◆ THE EXERCISE ◆
Answer with one number: the count of lines in this material that hold the word "Illinois".

:: DATA TO PROCESS

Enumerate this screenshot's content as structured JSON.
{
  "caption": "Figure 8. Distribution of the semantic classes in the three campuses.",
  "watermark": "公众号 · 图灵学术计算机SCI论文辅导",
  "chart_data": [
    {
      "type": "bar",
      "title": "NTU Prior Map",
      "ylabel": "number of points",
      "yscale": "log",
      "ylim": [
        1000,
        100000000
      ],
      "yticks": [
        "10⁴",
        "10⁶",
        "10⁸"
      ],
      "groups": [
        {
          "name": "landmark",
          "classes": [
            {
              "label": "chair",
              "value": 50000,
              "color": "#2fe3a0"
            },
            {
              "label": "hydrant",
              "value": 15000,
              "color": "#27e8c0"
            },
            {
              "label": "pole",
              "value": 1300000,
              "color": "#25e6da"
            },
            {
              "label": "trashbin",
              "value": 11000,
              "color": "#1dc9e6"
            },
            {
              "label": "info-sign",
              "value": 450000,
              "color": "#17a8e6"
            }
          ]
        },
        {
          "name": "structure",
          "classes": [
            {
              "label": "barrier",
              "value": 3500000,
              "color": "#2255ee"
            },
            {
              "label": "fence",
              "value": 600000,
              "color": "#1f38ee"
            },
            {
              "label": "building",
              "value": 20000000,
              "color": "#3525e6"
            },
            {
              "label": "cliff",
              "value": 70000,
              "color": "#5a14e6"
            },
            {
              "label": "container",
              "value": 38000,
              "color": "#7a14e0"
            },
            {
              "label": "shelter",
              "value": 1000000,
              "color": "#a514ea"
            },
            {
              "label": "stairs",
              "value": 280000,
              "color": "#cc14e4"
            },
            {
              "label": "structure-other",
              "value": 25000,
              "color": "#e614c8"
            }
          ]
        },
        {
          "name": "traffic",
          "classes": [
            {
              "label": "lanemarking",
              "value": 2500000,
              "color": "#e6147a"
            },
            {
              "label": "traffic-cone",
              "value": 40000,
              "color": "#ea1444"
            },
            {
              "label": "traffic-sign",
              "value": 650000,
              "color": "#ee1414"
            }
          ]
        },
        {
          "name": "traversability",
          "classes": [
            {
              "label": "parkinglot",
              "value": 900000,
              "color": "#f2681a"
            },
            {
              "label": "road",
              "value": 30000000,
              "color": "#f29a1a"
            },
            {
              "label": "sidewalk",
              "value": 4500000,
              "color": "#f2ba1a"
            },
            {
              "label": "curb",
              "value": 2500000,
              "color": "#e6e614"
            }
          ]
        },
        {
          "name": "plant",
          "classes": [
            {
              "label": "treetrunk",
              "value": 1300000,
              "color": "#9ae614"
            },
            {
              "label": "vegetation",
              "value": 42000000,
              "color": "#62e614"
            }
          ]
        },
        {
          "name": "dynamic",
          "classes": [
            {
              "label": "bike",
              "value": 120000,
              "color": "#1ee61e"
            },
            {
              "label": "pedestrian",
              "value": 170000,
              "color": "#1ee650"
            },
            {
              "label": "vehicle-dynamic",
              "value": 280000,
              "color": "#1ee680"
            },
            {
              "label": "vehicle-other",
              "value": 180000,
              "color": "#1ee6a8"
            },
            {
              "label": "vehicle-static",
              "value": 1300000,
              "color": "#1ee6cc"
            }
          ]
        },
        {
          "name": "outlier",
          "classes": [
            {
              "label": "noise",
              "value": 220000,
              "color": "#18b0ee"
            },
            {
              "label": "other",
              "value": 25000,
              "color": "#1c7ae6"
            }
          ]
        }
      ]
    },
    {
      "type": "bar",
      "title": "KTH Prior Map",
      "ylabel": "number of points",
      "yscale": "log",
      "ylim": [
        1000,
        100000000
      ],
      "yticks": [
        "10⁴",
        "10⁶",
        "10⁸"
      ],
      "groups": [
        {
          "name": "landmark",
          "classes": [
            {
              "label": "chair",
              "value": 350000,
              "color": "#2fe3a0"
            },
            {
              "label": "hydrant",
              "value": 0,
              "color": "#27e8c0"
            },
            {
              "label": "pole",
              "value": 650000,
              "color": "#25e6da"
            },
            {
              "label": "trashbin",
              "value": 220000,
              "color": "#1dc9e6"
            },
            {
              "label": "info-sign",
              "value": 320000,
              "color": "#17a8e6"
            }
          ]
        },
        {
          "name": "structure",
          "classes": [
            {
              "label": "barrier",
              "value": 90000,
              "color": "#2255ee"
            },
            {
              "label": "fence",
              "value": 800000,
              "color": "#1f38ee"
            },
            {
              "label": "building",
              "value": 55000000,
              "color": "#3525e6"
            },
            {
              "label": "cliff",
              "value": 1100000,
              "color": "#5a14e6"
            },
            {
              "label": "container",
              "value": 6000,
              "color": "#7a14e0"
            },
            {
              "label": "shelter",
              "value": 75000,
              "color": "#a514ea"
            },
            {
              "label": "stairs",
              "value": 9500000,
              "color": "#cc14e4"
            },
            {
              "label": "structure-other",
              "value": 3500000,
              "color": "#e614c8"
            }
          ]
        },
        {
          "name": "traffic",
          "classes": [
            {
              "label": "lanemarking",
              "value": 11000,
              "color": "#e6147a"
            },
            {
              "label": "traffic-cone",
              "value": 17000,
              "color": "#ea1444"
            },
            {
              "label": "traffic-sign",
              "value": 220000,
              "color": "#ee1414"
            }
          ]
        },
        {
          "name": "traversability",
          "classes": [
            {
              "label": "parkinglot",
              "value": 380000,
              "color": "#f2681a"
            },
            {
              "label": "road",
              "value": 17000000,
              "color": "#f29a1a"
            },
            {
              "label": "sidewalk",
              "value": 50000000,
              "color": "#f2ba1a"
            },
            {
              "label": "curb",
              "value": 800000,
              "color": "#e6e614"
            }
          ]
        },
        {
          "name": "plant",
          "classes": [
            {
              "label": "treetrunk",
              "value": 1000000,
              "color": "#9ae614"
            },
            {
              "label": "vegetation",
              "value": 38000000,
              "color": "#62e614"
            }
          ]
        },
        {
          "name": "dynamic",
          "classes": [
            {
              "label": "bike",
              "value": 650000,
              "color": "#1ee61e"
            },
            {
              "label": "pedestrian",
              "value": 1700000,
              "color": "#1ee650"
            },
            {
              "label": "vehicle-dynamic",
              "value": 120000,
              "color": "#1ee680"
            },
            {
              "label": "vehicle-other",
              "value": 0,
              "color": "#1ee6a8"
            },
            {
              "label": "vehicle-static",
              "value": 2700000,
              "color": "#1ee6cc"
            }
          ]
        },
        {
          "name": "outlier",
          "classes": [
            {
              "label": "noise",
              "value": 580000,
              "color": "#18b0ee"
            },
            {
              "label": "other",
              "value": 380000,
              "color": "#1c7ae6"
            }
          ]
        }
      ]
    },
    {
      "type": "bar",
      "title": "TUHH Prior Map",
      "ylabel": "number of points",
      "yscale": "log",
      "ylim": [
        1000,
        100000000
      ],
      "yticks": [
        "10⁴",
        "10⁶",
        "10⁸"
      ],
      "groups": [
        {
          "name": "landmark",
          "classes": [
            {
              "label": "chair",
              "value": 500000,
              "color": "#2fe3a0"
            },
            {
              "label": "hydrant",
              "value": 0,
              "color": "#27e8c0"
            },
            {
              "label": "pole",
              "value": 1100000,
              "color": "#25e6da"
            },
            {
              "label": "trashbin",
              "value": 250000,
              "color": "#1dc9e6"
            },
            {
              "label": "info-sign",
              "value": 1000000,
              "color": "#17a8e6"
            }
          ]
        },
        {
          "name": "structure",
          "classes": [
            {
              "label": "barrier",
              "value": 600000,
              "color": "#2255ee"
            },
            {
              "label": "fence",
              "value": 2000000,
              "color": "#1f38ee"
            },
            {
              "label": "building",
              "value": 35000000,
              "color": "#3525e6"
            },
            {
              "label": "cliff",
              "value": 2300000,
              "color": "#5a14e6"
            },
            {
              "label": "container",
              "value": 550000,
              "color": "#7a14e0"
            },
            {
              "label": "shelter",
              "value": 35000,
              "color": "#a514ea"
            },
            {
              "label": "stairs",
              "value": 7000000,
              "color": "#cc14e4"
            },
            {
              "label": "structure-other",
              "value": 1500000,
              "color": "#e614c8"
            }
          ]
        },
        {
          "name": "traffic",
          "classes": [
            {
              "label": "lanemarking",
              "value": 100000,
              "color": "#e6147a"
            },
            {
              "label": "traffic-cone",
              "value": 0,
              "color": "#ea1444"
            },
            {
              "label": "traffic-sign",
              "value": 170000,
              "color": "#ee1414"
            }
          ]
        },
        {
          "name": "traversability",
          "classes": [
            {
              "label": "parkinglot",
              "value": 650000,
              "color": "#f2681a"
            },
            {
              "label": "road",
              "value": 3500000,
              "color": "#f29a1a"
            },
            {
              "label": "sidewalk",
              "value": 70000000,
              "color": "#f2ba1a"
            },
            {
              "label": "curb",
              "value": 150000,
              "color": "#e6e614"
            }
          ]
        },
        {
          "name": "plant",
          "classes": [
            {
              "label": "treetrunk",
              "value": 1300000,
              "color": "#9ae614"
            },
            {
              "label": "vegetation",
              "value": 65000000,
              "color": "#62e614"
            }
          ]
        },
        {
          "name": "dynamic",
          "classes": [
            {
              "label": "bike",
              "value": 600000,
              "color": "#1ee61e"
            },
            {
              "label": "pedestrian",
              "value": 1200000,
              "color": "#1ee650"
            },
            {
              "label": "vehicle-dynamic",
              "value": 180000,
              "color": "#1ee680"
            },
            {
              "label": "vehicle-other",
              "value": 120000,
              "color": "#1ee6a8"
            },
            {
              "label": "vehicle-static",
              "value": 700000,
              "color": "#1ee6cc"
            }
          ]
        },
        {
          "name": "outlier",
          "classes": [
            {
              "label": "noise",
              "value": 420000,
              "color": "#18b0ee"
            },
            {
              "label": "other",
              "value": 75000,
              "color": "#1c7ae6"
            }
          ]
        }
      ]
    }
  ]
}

::::
:: DATA TO PROCESS

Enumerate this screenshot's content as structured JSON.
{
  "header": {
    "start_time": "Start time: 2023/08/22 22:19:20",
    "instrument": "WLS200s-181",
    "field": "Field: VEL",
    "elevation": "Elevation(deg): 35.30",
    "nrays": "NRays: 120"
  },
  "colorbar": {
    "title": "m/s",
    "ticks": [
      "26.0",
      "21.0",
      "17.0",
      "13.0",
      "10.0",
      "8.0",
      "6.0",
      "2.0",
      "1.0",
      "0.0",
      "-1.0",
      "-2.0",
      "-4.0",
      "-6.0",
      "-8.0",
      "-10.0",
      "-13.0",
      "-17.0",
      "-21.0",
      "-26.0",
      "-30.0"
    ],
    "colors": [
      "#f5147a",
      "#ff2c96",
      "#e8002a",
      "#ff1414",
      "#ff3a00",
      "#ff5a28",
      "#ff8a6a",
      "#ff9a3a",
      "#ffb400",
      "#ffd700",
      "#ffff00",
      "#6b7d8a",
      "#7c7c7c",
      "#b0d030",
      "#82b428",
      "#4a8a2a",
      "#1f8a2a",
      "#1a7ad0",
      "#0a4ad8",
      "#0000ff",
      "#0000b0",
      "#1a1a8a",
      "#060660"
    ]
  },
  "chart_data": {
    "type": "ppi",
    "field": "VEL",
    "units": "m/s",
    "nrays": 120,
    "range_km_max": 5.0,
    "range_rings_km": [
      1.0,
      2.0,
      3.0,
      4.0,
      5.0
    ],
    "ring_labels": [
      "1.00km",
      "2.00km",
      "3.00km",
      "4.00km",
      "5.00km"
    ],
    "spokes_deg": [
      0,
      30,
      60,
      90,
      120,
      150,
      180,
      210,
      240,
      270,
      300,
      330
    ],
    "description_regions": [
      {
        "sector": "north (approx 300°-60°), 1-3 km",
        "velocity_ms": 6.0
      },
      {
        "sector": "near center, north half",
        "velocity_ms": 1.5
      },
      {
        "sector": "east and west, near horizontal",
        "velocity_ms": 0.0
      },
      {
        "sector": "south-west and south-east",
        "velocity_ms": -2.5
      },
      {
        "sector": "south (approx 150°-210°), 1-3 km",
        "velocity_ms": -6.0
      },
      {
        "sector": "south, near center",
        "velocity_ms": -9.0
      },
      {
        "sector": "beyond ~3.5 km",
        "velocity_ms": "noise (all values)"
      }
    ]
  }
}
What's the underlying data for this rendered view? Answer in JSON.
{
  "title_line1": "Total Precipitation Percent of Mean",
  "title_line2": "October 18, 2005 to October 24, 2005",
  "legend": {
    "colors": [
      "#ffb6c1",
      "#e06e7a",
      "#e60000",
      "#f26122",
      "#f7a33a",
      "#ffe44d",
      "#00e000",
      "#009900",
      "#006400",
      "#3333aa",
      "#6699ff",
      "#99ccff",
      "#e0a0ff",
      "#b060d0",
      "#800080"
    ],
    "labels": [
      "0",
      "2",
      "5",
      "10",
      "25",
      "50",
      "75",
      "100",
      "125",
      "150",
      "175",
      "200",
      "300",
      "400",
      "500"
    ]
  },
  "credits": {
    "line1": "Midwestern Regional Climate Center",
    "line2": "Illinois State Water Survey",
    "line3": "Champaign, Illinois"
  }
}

::::

◆ RESULT BELOW ◆
2